§ **WHAT YOU HAVE TO DO**
Report the number of lines where the string "this" occurs, and write nothing else.
* start *
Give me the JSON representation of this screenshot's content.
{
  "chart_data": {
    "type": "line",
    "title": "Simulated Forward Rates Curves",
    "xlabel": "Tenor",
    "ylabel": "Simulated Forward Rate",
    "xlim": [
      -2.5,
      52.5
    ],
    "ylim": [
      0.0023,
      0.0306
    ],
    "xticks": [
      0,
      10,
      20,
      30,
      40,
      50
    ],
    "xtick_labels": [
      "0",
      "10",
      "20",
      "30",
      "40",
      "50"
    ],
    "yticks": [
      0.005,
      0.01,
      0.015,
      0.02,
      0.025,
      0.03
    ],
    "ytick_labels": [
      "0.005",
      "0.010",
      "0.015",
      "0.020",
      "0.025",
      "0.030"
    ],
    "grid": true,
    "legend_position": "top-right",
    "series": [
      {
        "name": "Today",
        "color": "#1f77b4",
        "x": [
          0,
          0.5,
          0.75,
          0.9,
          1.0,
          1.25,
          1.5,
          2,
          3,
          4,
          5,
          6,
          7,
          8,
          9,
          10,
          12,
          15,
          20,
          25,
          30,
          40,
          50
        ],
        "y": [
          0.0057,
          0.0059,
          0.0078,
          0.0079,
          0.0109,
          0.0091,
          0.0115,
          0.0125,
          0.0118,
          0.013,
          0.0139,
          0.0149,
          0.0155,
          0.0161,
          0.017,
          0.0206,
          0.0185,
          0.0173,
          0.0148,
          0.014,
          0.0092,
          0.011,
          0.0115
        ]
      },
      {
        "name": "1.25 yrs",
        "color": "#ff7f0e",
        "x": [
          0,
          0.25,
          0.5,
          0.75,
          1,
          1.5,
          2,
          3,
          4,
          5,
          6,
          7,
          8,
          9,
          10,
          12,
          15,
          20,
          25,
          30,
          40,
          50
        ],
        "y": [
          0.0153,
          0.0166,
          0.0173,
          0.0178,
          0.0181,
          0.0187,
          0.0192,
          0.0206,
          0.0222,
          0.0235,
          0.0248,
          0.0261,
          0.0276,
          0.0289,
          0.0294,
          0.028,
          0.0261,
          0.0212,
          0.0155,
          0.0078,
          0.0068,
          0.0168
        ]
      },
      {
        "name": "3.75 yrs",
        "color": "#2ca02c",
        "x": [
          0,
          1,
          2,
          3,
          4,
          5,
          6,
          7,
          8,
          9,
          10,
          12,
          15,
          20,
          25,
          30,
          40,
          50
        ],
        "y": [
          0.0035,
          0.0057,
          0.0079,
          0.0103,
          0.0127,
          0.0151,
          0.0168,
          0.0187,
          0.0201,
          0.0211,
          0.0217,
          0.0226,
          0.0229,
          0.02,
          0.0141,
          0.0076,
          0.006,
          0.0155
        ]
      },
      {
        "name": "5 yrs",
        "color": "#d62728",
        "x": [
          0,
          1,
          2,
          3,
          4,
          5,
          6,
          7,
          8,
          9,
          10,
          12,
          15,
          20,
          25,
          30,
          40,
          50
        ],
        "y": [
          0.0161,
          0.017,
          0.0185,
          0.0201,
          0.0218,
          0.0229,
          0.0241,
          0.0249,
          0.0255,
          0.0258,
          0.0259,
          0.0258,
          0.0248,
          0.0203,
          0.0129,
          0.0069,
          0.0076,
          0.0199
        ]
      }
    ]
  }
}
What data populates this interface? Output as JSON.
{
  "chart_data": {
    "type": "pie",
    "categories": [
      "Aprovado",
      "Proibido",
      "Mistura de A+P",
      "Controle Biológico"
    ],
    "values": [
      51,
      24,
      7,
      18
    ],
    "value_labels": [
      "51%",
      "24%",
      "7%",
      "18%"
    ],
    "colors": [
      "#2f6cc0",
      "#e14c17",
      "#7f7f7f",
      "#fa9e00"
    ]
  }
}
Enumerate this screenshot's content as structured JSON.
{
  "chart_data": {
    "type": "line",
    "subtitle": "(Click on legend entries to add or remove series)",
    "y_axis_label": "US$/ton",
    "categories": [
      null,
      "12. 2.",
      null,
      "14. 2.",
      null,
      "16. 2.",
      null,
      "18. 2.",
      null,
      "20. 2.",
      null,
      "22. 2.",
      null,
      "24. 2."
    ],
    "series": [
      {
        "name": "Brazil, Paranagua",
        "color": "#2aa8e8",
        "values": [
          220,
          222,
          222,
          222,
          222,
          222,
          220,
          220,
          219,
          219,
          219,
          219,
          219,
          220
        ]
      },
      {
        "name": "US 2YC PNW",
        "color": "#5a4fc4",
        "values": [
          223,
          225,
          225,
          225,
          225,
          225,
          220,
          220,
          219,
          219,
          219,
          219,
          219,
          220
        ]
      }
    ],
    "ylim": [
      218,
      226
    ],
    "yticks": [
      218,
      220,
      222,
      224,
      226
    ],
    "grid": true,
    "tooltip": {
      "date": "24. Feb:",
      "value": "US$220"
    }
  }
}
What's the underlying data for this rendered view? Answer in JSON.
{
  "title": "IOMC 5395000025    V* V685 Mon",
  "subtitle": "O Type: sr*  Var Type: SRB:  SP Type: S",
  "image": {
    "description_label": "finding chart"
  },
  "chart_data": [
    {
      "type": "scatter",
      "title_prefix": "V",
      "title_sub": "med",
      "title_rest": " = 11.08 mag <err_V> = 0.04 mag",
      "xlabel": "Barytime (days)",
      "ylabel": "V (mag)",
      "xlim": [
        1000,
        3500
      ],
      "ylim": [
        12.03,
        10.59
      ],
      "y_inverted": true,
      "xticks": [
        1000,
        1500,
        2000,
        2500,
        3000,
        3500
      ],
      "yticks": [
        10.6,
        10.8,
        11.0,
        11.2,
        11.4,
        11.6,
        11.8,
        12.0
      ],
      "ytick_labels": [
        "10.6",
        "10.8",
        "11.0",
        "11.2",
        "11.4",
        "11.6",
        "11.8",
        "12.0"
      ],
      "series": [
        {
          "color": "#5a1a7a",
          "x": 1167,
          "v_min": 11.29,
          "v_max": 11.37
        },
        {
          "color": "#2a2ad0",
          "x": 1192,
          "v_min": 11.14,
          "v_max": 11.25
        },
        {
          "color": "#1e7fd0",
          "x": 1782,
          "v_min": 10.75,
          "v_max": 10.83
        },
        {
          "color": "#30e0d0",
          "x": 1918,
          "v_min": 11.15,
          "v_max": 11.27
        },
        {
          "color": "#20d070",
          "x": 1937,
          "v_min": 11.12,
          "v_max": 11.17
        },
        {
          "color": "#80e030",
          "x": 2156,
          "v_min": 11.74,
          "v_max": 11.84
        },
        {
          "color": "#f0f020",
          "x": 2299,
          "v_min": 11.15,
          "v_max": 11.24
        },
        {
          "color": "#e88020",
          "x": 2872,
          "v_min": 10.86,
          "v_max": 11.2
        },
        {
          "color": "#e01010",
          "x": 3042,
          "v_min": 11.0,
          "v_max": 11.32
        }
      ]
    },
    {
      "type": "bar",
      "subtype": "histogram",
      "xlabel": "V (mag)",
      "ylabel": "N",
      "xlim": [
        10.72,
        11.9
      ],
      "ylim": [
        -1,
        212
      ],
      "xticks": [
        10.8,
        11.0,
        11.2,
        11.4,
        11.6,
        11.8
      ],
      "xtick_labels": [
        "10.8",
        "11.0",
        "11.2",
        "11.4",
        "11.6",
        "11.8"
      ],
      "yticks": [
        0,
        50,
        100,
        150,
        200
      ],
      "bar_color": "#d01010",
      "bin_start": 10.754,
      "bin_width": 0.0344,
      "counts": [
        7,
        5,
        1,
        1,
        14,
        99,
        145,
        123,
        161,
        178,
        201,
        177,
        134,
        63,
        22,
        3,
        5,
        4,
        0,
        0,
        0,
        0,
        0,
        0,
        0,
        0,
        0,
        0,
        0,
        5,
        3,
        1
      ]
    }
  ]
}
* end *
§ **COMPLETE ANSWER**
4